> _Written instruction_
Take the line that contains "Convert this document image to plain text." and all lines after it, up to and including the last line of the data, and write them out exactly; nothing else belongs in the answer.

== Records supplied

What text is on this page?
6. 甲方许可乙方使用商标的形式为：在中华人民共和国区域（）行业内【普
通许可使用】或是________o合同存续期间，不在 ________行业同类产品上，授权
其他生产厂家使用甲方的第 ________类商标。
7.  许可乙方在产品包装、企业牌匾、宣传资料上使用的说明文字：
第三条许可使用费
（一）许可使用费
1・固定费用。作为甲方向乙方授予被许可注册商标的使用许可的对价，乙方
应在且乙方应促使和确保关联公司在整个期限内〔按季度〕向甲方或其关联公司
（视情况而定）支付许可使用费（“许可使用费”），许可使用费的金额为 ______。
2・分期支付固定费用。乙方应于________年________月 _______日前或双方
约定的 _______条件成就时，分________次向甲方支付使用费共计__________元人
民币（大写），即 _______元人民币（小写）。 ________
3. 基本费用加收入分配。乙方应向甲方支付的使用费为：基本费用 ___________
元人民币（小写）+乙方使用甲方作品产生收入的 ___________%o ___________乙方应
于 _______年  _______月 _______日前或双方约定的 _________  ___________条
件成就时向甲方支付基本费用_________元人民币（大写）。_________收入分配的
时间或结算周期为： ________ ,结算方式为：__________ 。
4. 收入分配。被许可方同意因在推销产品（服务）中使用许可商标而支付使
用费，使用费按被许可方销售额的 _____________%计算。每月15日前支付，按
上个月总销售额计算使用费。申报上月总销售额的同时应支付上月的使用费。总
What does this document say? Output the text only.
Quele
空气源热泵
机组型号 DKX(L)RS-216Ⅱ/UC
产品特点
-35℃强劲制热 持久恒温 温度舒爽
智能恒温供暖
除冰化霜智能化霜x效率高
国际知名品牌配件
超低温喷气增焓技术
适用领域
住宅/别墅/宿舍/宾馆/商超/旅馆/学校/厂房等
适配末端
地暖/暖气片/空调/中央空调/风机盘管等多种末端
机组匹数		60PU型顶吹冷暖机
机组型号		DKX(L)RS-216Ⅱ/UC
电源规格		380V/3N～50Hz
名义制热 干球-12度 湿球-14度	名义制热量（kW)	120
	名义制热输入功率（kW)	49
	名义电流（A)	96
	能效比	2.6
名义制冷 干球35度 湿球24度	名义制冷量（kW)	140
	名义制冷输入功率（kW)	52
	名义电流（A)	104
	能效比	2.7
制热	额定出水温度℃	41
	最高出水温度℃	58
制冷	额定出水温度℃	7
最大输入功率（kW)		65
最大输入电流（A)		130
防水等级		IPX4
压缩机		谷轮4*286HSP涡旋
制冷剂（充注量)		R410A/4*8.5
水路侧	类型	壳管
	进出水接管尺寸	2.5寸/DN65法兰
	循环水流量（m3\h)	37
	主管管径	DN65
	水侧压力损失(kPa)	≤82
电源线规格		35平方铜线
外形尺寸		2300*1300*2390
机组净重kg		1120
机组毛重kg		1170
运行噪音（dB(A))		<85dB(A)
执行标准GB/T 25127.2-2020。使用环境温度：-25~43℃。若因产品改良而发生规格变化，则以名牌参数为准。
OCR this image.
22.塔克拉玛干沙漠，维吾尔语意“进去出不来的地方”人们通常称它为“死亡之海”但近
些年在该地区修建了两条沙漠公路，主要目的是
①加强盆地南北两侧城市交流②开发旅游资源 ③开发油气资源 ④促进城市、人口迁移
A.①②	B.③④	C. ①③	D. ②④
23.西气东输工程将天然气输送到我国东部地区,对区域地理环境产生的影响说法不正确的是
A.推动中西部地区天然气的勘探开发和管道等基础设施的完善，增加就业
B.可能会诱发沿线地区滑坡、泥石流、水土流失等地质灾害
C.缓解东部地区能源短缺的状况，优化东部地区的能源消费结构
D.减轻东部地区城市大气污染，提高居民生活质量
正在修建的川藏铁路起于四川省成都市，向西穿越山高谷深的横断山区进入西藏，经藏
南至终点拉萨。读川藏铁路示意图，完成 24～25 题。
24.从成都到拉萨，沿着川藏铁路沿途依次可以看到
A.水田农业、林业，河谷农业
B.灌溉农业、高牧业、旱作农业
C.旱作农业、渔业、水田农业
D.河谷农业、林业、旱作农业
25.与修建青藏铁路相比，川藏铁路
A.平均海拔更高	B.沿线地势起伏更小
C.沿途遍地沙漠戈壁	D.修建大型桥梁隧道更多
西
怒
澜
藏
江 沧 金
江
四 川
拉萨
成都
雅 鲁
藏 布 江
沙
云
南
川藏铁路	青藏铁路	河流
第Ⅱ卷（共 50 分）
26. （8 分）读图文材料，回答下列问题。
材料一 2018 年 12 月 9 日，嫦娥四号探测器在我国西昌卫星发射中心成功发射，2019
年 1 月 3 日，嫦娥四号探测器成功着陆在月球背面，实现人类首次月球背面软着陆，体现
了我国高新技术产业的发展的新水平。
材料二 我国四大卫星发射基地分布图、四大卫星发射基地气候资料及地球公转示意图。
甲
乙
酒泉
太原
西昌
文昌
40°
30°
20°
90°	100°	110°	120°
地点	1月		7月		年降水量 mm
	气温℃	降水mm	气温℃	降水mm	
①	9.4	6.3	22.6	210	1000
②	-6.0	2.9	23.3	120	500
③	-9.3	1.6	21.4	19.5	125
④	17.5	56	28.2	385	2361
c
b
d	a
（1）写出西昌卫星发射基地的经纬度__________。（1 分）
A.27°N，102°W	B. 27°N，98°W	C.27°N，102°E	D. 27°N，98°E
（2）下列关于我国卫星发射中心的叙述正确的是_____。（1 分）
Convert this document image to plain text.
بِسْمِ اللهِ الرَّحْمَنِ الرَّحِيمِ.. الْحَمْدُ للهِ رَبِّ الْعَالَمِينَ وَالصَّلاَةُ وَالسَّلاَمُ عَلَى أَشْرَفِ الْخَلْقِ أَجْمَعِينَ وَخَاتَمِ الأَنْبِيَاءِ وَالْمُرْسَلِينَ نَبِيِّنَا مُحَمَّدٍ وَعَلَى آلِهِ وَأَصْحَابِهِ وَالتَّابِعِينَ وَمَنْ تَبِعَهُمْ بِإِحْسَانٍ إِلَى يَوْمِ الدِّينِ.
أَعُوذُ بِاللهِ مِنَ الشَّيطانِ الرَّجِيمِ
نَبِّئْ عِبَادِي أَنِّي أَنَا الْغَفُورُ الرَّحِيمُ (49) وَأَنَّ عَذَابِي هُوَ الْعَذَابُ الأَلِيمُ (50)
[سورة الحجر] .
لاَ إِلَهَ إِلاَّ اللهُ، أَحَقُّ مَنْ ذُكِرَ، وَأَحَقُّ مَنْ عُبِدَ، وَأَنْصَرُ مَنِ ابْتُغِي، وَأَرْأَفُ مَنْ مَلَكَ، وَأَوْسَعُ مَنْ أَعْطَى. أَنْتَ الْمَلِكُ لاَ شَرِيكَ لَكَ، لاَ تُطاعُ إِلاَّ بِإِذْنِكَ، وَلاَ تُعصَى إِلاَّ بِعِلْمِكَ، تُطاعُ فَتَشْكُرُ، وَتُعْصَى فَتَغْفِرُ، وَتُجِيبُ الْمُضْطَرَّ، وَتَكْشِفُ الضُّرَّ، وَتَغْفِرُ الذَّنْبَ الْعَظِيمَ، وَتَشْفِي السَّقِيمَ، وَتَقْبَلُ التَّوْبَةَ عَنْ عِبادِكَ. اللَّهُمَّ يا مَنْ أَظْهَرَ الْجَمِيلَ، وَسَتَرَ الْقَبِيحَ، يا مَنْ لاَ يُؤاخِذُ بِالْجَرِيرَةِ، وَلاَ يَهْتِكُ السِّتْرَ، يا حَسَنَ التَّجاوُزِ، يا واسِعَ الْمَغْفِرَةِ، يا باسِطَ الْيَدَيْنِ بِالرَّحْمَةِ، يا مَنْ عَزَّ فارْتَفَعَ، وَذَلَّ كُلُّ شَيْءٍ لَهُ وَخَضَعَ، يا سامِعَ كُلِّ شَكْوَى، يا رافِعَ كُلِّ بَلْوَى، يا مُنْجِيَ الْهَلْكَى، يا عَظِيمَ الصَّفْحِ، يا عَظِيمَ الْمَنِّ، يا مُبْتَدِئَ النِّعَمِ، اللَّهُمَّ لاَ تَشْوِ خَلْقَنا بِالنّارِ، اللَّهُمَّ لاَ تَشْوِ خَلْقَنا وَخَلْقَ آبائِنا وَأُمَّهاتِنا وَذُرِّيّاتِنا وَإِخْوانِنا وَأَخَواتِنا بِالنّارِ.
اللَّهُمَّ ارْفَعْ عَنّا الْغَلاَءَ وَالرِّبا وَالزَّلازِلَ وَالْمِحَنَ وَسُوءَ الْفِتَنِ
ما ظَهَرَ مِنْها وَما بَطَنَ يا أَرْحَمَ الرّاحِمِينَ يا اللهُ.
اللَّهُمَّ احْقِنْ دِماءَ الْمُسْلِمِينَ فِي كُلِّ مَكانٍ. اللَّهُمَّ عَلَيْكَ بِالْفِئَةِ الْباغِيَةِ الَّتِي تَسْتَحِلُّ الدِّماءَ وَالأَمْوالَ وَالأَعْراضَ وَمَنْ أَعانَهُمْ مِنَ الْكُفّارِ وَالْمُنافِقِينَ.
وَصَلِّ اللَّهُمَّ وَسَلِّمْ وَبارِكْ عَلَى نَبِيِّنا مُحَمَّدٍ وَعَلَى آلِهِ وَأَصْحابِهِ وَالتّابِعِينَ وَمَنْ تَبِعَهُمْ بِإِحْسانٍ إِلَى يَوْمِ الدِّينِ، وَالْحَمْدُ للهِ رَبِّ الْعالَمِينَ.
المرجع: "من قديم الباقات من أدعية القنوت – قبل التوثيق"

====

> _Full solution_
Convert this document image to plain text.
بِسْمِ اللهِ الرَّحْمَنِ الرَّحِيمِ.. الْحَمْدُ للهِ رَبِّ الْعَالَمِينَ وَالصَّلاَةُ وَالسَّلاَمُ عَلَى أَشْرَفِ الْخَلْقِ أَجْمَعِينَ وَخَاتَمِ الأَنْبِيَاءِ وَالْمُرْسَلِينَ نَبِيِّنَا مُحَمَّدٍ وَعَلَى آلِهِ وَأَصْحَابِهِ وَالتَّابِعِينَ وَمَنْ تَبِعَهُمْ بِإِحْسَانٍ إِلَى يَوْمِ الدِّينِ.
أَعُوذُ بِاللهِ مِنَ الشَّيطانِ الرَّجِيمِ
نَبِّئْ عِبَادِي أَنِّي أَنَا الْغَفُورُ الرَّحِيمُ (49) وَأَنَّ عَذَابِي هُوَ الْعَذَابُ الأَلِيمُ (50)
[سورة الحجر] .
لاَ إِلَهَ إِلاَّ اللهُ، أَحَقُّ مَنْ ذُكِرَ، وَأَحَقُّ مَنْ عُبِدَ، وَأَنْصَرُ مَنِ ابْتُغِي، وَأَرْأَفُ مَنْ مَلَكَ، وَأَوْسَعُ مَنْ أَعْطَى. أَنْتَ الْمَلِكُ لاَ شَرِيكَ لَكَ، لاَ تُطاعُ إِلاَّ بِإِذْنِكَ، وَلاَ تُعصَى إِلاَّ بِعِلْمِكَ، تُطاعُ فَتَشْكُرُ، وَتُعْصَى فَتَغْفِرُ، وَتُجِيبُ الْمُضْطَرَّ، وَتَكْشِفُ الضُّرَّ، وَتَغْفِرُ الذَّنْبَ الْعَظِيمَ، وَتَشْفِي السَّقِيمَ، وَتَقْبَلُ التَّوْبَةَ عَنْ عِبادِكَ. اللَّهُمَّ يا مَنْ أَظْهَرَ الْجَمِيلَ، وَسَتَرَ الْقَبِيحَ، يا مَنْ لاَ يُؤاخِذُ بِالْجَرِيرَةِ، وَلاَ يَهْتِكُ السِّتْرَ، يا حَسَنَ التَّجاوُزِ، يا واسِعَ الْمَغْفِرَةِ، يا باسِطَ الْيَدَيْنِ بِالرَّحْمَةِ، يا مَنْ عَزَّ فارْتَفَعَ، وَذَلَّ كُلُّ شَيْءٍ لَهُ وَخَضَعَ، يا سامِعَ كُلِّ شَكْوَى، يا رافِعَ كُلِّ بَلْوَى، يا مُنْجِيَ الْهَلْكَى، يا عَظِيمَ الصَّفْحِ، يا عَظِيمَ الْمَنِّ، يا مُبْتَدِئَ النِّعَمِ، اللَّهُمَّ لاَ تَشْوِ خَلْقَنا بِالنّارِ، اللَّهُمَّ لاَ تَشْوِ خَلْقَنا وَخَلْقَ آبائِنا وَأُمَّهاتِنا وَذُرِّيّاتِنا وَإِخْوانِنا وَأَخَواتِنا بِالنّارِ.
اللَّهُمَّ ارْفَعْ عَنّا الْغَلاَءَ وَالرِّبا وَالزَّلازِلَ وَالْمِحَنَ وَسُوءَ الْفِتَنِ
ما ظَهَرَ مِنْها وَما بَطَنَ يا أَرْحَمَ الرّاحِمِينَ يا اللهُ.
اللَّهُمَّ احْقِنْ دِماءَ الْمُسْلِمِينَ فِي كُلِّ مَكانٍ. اللَّهُمَّ عَلَيْكَ بِالْفِئَةِ الْباغِيَةِ الَّتِي تَسْتَحِلُّ الدِّماءَ وَالأَمْوالَ وَالأَعْراضَ وَمَنْ أَعانَهُمْ مِنَ الْكُفّارِ وَالْمُنافِقِينَ.
وَصَلِّ اللَّهُمَّ وَسَلِّمْ وَبارِكْ عَلَى نَبِيِّنا مُحَمَّدٍ وَعَلَى آلِهِ وَأَصْحابِهِ وَالتّابِعِينَ وَمَنْ تَبِعَهُمْ بِإِحْسانٍ إِلَى يَوْمِ الدِّينِ، وَالْحَمْدُ للهِ رَبِّ الْعالَمِينَ.
المرجع: "من قديم الباقات من أدعية القنوت – قبل التوثيق"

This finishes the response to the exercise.